#### Work to complete
Write out every entry, unchanged. Skip any picture.

== Input material ==

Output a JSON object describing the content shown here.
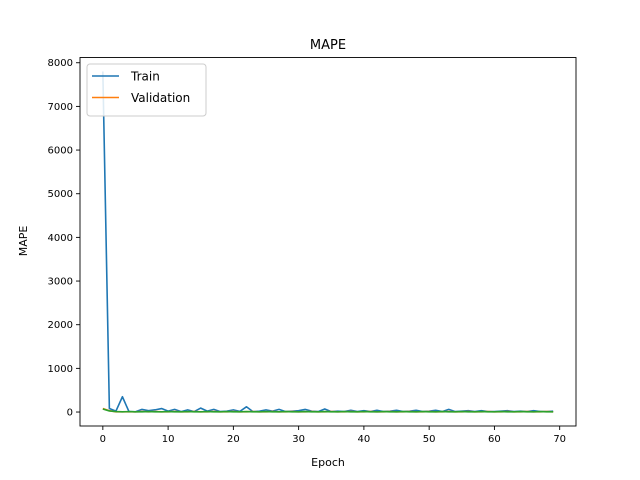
{
  "chart_data": {
    "type": "line",
    "title": "MAPE",
    "xlabel": "Epoch",
    "ylabel": "MAPE",
    "xlim": [
      -3.5,
      72.5
    ],
    "ylim": [
      -320,
      8120
    ],
    "xticks": [
      0,
      10,
      20,
      30,
      40,
      50,
      60,
      70
    ],
    "yticks": [
      0,
      1000,
      2000,
      3000,
      4000,
      5000,
      6000,
      7000,
      8000
    ],
    "grid": false,
    "legend_position": "upper-left",
    "series": [
      {
        "name": "Train",
        "color": "#1f77b4",
        "x": [
          0,
          1,
          2,
          3,
          4,
          5,
          6,
          7,
          8,
          9,
          10,
          11,
          12,
          13,
          14,
          15,
          16,
          17,
          18,
          19,
          20,
          21,
          22,
          23,
          24,
          25,
          26,
          27,
          28,
          29,
          30,
          31,
          32,
          33,
          34,
          35,
          36,
          37,
          38,
          39,
          40,
          41,
          42,
          43,
          44,
          45,
          46,
          47,
          48,
          49,
          50,
          51,
          52,
          53,
          54,
          55,
          56,
          57,
          58,
          59,
          60,
          61,
          62,
          63,
          64,
          65,
          66,
          67,
          68,
          69
        ],
        "y": [
          7800,
          80,
          20,
          350,
          10,
          5,
          60,
          30,
          50,
          80,
          20,
          60,
          10,
          50,
          10,
          90,
          20,
          60,
          10,
          20,
          50,
          15,
          120,
          10,
          20,
          50,
          20,
          60,
          10,
          20,
          30,
          60,
          20,
          10,
          70,
          10,
          20,
          10,
          40,
          10,
          30,
          10,
          40,
          10,
          20,
          40,
          10,
          20,
          40,
          10,
          20,
          40,
          10,
          60,
          10,
          20,
          30,
          10,
          30,
          10,
          10,
          20,
          30,
          10,
          20,
          10,
          30,
          10,
          10,
          20
        ]
      },
      {
        "name": "Validation",
        "color": "#ff7f0e",
        "x": [
          0,
          1,
          2,
          3,
          4,
          5,
          6,
          7,
          8,
          9,
          10,
          11,
          12,
          13,
          14,
          15,
          16,
          17,
          18,
          19,
          20,
          21,
          22,
          23,
          24,
          25,
          26,
          27,
          28,
          29,
          30,
          31,
          32,
          33,
          34,
          35,
          36,
          37,
          38,
          39,
          40,
          41,
          42,
          43,
          44,
          45,
          46,
          47,
          48,
          49,
          50,
          51,
          52,
          53,
          54,
          55,
          56,
          57,
          58,
          59,
          60,
          61,
          62,
          63,
          64,
          65,
          66,
          67,
          68,
          69
        ],
        "y": [
          80,
          30,
          5,
          5,
          5,
          5,
          10,
          5,
          10,
          5,
          5,
          10,
          5,
          5,
          10,
          5,
          5,
          10,
          5,
          5,
          10,
          5,
          5,
          10,
          5,
          5,
          10,
          5,
          5,
          10,
          5,
          5,
          10,
          5,
          5,
          10,
          5,
          5,
          10,
          5,
          5,
          10,
          5,
          5,
          10,
          5,
          5,
          10,
          5,
          5,
          10,
          5,
          5,
          10,
          5,
          5,
          10,
          5,
          5,
          10,
          5,
          5,
          10,
          5,
          5,
          10,
          5,
          5,
          10,
          5
        ]
      },
      {
        "name": "",
        "color": "#2ca02c",
        "x": [
          0,
          1,
          2,
          3,
          4,
          5,
          6,
          7,
          8,
          9,
          10,
          11,
          12,
          13,
          14,
          15,
          16,
          17,
          18,
          19,
          20,
          21,
          22,
          23,
          24,
          25,
          26,
          27,
          28,
          29,
          30,
          31,
          32,
          33,
          34,
          35,
          36,
          37,
          38,
          39,
          40,
          41,
          42,
          43,
          44,
          45,
          46,
          47,
          48,
          49,
          50,
          51,
          52,
          53,
          54,
          55,
          56,
          57,
          58,
          59,
          60,
          61,
          62,
          63,
          64,
          65,
          66,
          67,
          68,
          69
        ],
        "y": [
          70,
          25,
          10,
          5,
          10,
          5,
          5,
          10,
          5,
          5,
          10,
          5,
          5,
          10,
          5,
          5,
          10,
          5,
          5,
          10,
          5,
          5,
          10,
          5,
          5,
          10,
          5,
          5,
          10,
          5,
          5,
          10,
          5,
          5,
          10,
          5,
          5,
          10,
          5,
          5,
          10,
          5,
          5,
          10,
          5,
          5,
          10,
          5,
          5,
          10,
          5,
          5,
          10,
          5,
          5,
          10,
          5,
          5,
          10,
          5,
          5,
          10,
          5,
          5,
          10,
          5,
          5,
          10,
          5,
          5
        ]
      }
    ]
  }
}
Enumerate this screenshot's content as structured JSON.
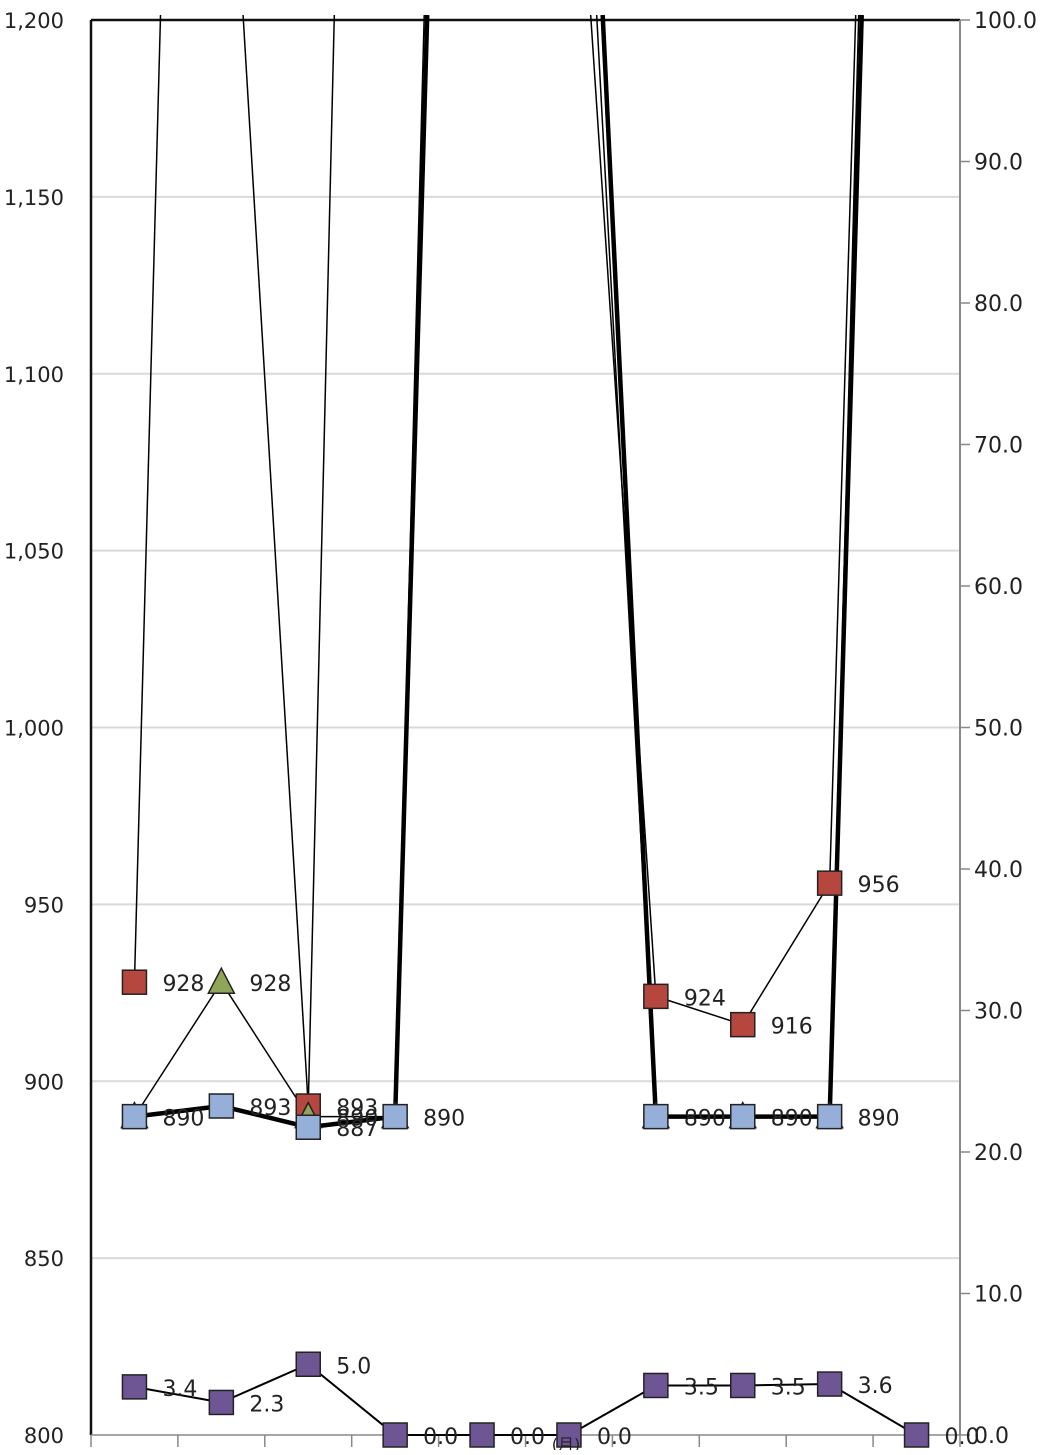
{
  "chart_data": {
    "type": "line",
    "title": "",
    "xlabel": "(月)",
    "ylabel": "",
    "grid": true,
    "legend": "none",
    "left_axis": {
      "ylim": [
        800,
        1200
      ],
      "ticks": [
        800,
        850,
        900,
        950,
        1000,
        1050,
        1100,
        1150,
        1200
      ],
      "tick_labels": [
        "800",
        "850",
        "900",
        "950",
        "1,000",
        "1,050",
        "1,100",
        "1,150",
        "1,200"
      ]
    },
    "right_axis": {
      "ylim": [
        0,
        100
      ],
      "ticks": [
        0,
        10,
        20,
        30,
        40,
        50,
        60,
        70,
        80,
        90,
        100
      ],
      "tick_labels": [
        "0.0",
        "10.0",
        "20.0",
        "30.0",
        "40.0",
        "50.0",
        "60.0",
        "70.0",
        "80.0",
        "90.0",
        "100.0"
      ]
    },
    "x_positions": 10,
    "series": [
      {
        "axis": "left",
        "marker": "square",
        "color": "#b5473f",
        "line_width": 1.5,
        "values": [
          928,
          null,
          893,
          null,
          null,
          null,
          924,
          916,
          956,
          null
        ],
        "labels": [
          "928",
          "",
          "893",
          "",
          "",
          "",
          "924",
          "916",
          "956",
          ""
        ],
        "rise_from": [
          1,
          8
        ],
        "rise_style": "thin"
      },
      {
        "axis": "left",
        "marker": "triangle",
        "color": "#8fa557",
        "line_width": 1.5,
        "values": [
          890,
          928,
          890,
          890,
          null,
          null,
          890,
          890,
          890,
          null
        ],
        "labels": [
          "",
          "928",
          "890",
          "",
          "",
          "",
          "",
          "",
          "",
          ""
        ],
        "rise_from": [
          3,
          8
        ],
        "rise_style": "thin"
      },
      {
        "axis": "left",
        "marker": "square",
        "color": "#95afd8",
        "line_width": 4.5,
        "values": [
          890,
          893,
          887,
          890,
          null,
          null,
          890,
          890,
          890,
          null
        ],
        "labels": [
          "890",
          "893",
          "887",
          "890",
          "",
          "",
          "890",
          "890",
          "890",
          ""
        ],
        "rise_from": [
          3,
          8
        ],
        "rise_style": "thick"
      },
      {
        "axis": "right",
        "marker": "square",
        "color": "#6e5694",
        "line_width": 2,
        "values": [
          3.4,
          2.3,
          5.0,
          0.0,
          0.0,
          0.0,
          3.5,
          3.5,
          3.6,
          0.0
        ],
        "labels": [
          "3.4",
          "2.3",
          "5.0",
          "0.0",
          "0.0",
          "0.0",
          "3.5",
          "3.5",
          "3.6",
          "0.0"
        ]
      }
    ]
  }
}
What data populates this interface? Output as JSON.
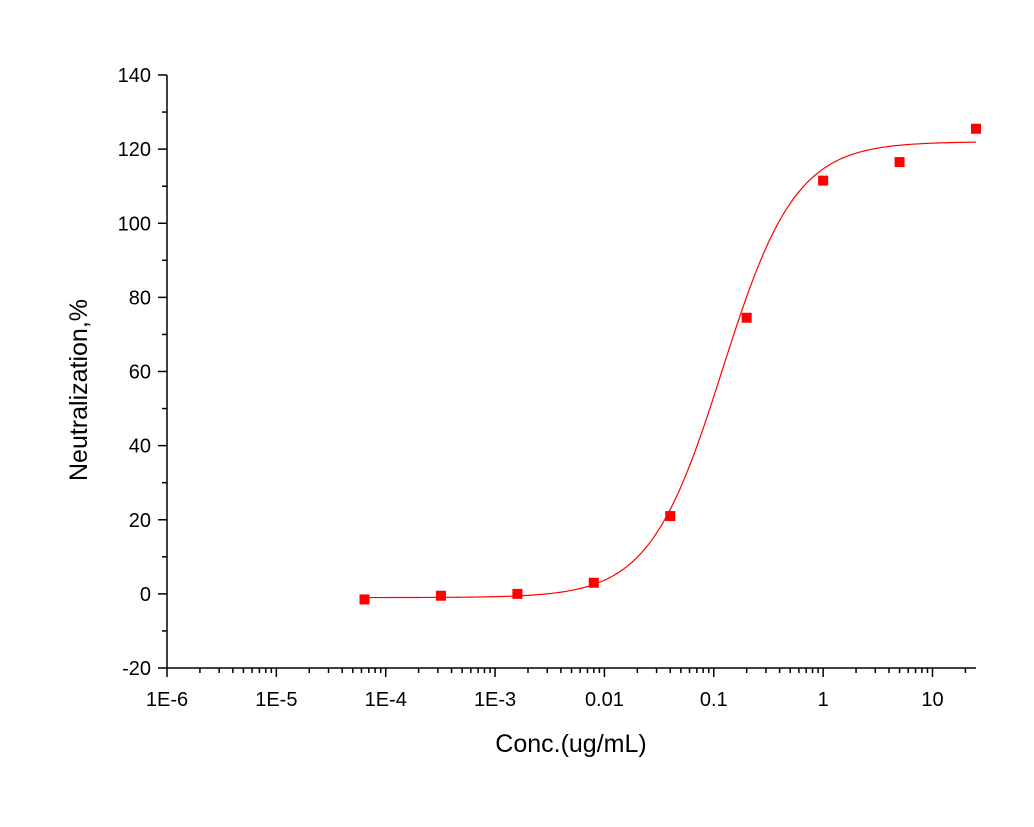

===

#### Correct answer
Output a JSON object describing the content shown here.
{
  "chart_data": {
    "type": "line",
    "title": "MAPE",
    "xlabel": "Epoch",
    "ylabel": "MAPE",
    "xlim": [
      -3.5,
      72.5
    ],
    "ylim": [
      -320,
      8120
    ],
    "xticks": [
      0,
      10,
      20,
      30,
      40,
      50,
      60,
      70
    ],
    "yticks": [
      0,
      1000,
      2000,
      3000,
      4000,
      5000,
      6000,
      7000,
      8000
    ],
    "grid": false,
    "legend_position": "upper-left",
    "series": [
      {
        "name": "Train",
        "color": "#1f77b4",
        "x": [
          0,
          1,
          2,
          3,
          4,
          5,
          6,
          7,
          8,
          9,
          10,
          11,
          12,
          13,
          14,
          15,
          16,
          17,
          18,
          19,
          20,
          21,
          22,
          23,
          24,
          25,
          26,
          27,
          28,
          29,
          30,
          31,
          32,
          33,
          34,
          35,
          36,
          37,
          38,
          39,
          40,
          41,
          42,
          43,
          44,
          45,
          46,
          47,
          48,
          49,
          50,
          51,
          52,
          53,
          54,
          55,
          56,
          57,
          58,
          59,
          60,
          61,
          62,
          63,
          64,
          65,
          66,
          67,
          68,
          69
        ],
        "y": [
          7800,
          80,
          20,
          350,
          10,
          5,
          60,
          30,
          50,
          80,
          20,
          60,
          10,
          50,
          10,
          90,
          20,
          60,
          10,
          20,
          50,
          15,
          120,
          10,
          20,
          50,
          20,
          60,
          10,
          20,
          30,
          60,
          20,
          10,
          70,
          10,
          20,
          10,
          40,
          10,
          30,
          10,
          40,
          10,
          20,
          40,
          10,
          20,
          40,
          10,
          20,
          40,
          10,
          60,
          10,
          20,
          30,
          10,
          30,
          10,
          10,
          20,
          30,
          10,
          20,
          10,
          30,
          10,
          10,
          20
        ]
      },
      {
        "name": "Validation",
        "color": "#ff7f0e",
        "x": [
          0,
          1,
          2,
          3,
          4,
          5,
          6,
          7,
          8,
          9,
          10,
          11,
          12,
          13,
          14,
          15,
          16,
          17,
          18,
          19,
          20,
          21,
          22,
          23,
          24,
          25,
          26,
          27,
          28,
          29,
          30,
          31,
          32,
          33,
          34,
          35,
          36,
          37,
          38,
          39,
          40,
          41,
          42,
          43,
          44,
          45,
          46,
          47,
          48,
          49,
          50,
          51,
          52,
          53,
          54,
          55,
          56,
          57,
          58,
          59,
          60,
          61,
          62,
          63,
          64,
          65,
          66,
          67,
          68,
          69
        ],
        "y": [
          80,
          30,
          5,
          5,
          5,
          5,
          10,
          5,
          10,
          5,
          5,
          10,
          5,
          5,
          10,
          5,
          5,
          10,
          5,
          5,
          10,
          5,
          5,
          10,
          5,
          5,
          10,
          5,
          5,
          10,
          5,
          5,
          10,
          5,
          5,
          10,
          5,
          5,
          10,
          5,
          5,
          10,
          5,
          5,
          10,
          5,
          5,
          10,
          5,
          5,
          10,
          5,
          5,
          10,
          5,
          5,
          10,
          5,
          5,
          10,
          5,
          5,
          10,
          5,
          5,
          10,
          5,
          5,
          10,
          5
        ]
      },
      {
        "name": "",
        "color": "#2ca02c",
        "x": [
          0,
          1,
          2,
          3,
          4,
          5,
          6,
          7,
          8,
          9,
          10,
          11,
          12,
          13,
          14,
          15,
          16,
          17,
          18,
          19,
          20,
          21,
          22,
          23,
          24,
          25,
          26,
          27,
          28,
          29,
          30,
          31,
          32,
          33,
          34,
          35,
          36,
          37,
          38,
          39,
          40,
          41,
          42,
          43,
          44,
          45,
          46,
          47,
          48,
          49,
          50,
          51,
          52,
          53,
          54,
          55,
          56,
          57,
          58,
          59,
          60,
          61,
          62,
          63,
          64,
          65,
          66,
          67,
          68,
          69
        ],
        "y": [
          70,
          25,
          10,
          5,
          10,
          5,
          5,
          10,
          5,
          5,
          10,
          5,
          5,
          10,
          5,
          5,
          10,
          5,
          5,
          10,
          5,
          5,
          10,
          5,
          5,
          10,
          5,
          5,
          10,
          5,
          5,
          10,
          5,
          5,
          10,
          5,
          5,
          10,
          5,
          5,
          10,
          5,
          5,
          10,
          5,
          5,
          10,
          5,
          5,
          10,
          5,
          5,
          10,
          5,
          5,
          10,
          5,
          5,
          10,
          5,
          5,
          10,
          5,
          5,
          10,
          5,
          5,
          10,
          5,
          5
        ]
      }
    ]
  }
}
Enumerate this screenshot's content as structured JSON.
{
  "chart_data": {
    "type": "line",
    "title": "",
    "xlabel": "(月)",
    "ylabel": "",
    "grid": true,
    "legend": "none",
    "left_axis": {
      "ylim": [
        800,
        1200
      ],
      "ticks": [
        800,
        850,
        900,
        950,
        1000,
        1050,
        1100,
        1150,
        1200
      ],
      "tick_labels": [
        "800",
        "850",
        "900",
        "950",
        "1,000",
        "1,050",
        "1,100",
        "1,150",
        "1,200"
      ]
    },
    "right_axis": {
      "ylim": [
        0,
        100
      ],
      "ticks": [
        0,
        10,
        20,
        30,
        40,
        50,
        60,
        70,
        80,
        90,
        100
      ],
      "tick_labels": [
        "0.0",
        "10.0",
        "20.0",
        "30.0",
        "40.0",
        "50.0",
        "60.0",
        "70.0",
        "80.0",
        "90.0",
        "100.0"
      ]
    },
    "x_positions": 10,
    "series": [
      {
        "axis": "left",
        "marker": "square",
        "color": "#b5473f",
        "line_width": 1.5,
        "values": [
          928,
          null,
          893,
          null,
          null,
          null,
          924,
          916,
          956,
          null
        ],
        "labels": [
          "928",
          "",
          "893",
          "",
          "",
          "",
          "924",
          "916",
          "956",
          ""
        ],
        "rise_from": [
          1,
          8
        ],
        "rise_style": "thin"
      },
      {
        "axis": "left",
        "marker": "triangle",
        "color": "#8fa557",
        "line_width": 1.5,
        "values": [
          890,
          928,
          890,
          890,
          null,
          null,
          890,
          890,
          890,
          null
        ],
        "labels": [
          "",
          "928",
          "890",
          "",
          "",
          "",
          "",
          "",
          "",
          ""
        ],
        "rise_from": [
          3,
          8
        ],
        "rise_style": "thin"
      },
      {
        "axis": "left",
        "marker": "square",
        "color": "#95afd8",
        "line_width": 4.5,
        "values": [
          890,
          893,
          887,
          890,
          null,
          null,
          890,
          890,
          890,
          null
        ],
        "labels": [
          "890",
          "893",
          "887",
          "890",
          "",
          "",
          "890",
          "890",
          "890",
          ""
        ],
        "rise_from": [
          3,
          8
        ],
        "rise_style": "thick"
      },
      {
        "axis": "right",
        "marker": "square",
        "color": "#6e5694",
        "line_width": 2,
        "values": [
          3.4,
          2.3,
          5.0,
          0.0,
          0.0,
          0.0,
          3.5,
          3.5,
          3.6,
          0.0
        ],
        "labels": [
          "3.4",
          "2.3",
          "5.0",
          "0.0",
          "0.0",
          "0.0",
          "3.5",
          "3.5",
          "3.6",
          "0.0"
        ]
      }
    ]
  }
}
What data populates this interface? Output as JSON.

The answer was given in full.